Task to complete:
Go through the entries below and copy each line containing the word "Reload".

Recorded data:
## START

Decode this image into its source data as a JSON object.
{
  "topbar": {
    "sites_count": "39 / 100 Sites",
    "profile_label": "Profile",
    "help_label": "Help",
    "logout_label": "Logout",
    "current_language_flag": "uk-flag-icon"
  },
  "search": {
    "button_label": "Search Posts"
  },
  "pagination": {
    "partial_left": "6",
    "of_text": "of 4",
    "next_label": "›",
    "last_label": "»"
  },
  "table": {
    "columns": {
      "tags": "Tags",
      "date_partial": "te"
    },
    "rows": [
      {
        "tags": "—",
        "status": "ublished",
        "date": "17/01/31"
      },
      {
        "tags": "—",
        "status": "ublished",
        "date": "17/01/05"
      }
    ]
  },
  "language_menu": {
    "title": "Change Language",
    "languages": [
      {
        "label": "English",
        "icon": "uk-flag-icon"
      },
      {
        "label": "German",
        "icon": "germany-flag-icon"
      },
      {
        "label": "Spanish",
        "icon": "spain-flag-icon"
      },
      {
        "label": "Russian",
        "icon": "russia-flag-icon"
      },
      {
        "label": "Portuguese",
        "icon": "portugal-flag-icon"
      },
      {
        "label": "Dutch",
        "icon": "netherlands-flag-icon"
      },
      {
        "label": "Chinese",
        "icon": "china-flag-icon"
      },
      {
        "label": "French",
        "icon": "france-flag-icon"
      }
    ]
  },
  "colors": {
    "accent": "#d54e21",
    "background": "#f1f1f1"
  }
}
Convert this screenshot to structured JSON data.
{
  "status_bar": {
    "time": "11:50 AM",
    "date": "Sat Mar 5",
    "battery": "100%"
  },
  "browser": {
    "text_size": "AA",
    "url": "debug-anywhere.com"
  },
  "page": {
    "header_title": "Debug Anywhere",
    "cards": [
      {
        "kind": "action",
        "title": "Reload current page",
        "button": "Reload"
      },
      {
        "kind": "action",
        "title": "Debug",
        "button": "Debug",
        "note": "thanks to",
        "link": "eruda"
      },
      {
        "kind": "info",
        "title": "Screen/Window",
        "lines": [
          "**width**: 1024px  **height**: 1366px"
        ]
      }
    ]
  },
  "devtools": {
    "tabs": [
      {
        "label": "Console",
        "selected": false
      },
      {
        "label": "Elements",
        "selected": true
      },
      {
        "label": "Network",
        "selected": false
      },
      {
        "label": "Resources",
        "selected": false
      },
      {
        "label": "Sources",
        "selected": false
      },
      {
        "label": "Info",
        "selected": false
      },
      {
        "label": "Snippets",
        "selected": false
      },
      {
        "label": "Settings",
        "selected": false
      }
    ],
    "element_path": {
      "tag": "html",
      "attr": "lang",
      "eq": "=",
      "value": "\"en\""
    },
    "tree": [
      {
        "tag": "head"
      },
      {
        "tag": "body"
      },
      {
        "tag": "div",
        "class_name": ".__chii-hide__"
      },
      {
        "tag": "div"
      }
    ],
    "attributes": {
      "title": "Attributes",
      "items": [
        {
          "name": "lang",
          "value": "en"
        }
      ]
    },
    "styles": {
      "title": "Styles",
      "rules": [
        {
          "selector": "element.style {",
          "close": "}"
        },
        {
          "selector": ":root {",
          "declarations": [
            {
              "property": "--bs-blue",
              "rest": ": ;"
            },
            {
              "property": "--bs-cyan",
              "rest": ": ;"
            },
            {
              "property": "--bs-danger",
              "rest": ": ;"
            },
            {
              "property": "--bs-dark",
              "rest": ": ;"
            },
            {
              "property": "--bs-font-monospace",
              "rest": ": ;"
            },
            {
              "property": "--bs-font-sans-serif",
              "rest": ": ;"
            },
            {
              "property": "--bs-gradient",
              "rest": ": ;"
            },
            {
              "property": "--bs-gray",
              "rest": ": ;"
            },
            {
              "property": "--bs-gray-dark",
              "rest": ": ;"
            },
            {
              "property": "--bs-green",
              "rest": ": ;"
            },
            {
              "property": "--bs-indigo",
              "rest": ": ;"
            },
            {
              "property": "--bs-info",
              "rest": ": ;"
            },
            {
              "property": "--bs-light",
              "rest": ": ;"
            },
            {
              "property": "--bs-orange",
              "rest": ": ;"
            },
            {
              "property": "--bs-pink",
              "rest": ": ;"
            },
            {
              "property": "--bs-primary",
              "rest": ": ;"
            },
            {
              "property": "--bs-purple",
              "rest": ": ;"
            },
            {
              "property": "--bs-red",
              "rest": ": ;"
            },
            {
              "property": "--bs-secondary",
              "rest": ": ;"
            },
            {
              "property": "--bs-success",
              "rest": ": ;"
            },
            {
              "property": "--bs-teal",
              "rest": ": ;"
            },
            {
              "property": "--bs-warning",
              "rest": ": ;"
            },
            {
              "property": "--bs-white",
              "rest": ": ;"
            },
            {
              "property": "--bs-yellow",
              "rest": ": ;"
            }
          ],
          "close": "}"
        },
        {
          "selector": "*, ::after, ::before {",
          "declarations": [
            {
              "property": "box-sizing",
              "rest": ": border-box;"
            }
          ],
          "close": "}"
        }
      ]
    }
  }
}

## END

Answer in full:
        "title": "Reload current page",
        "button": "Reload"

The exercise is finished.